What you need to do:
Read the listing below and copy out every line that holds "flag".

[Dataset items]
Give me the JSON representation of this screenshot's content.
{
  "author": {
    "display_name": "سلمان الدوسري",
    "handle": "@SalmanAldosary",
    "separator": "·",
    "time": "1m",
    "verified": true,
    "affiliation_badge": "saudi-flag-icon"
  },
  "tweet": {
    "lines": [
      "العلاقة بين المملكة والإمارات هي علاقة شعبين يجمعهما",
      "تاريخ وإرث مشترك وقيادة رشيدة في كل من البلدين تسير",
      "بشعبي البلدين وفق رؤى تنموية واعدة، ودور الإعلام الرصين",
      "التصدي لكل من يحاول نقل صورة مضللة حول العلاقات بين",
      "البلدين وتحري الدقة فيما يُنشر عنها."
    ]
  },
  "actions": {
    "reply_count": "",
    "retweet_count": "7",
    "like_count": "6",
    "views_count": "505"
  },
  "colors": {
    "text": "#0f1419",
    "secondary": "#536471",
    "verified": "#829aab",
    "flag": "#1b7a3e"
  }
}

Result for this exercise:
    "affiliation_badge": "saudi-flag-icon"
    "flag": "#1b7a3e"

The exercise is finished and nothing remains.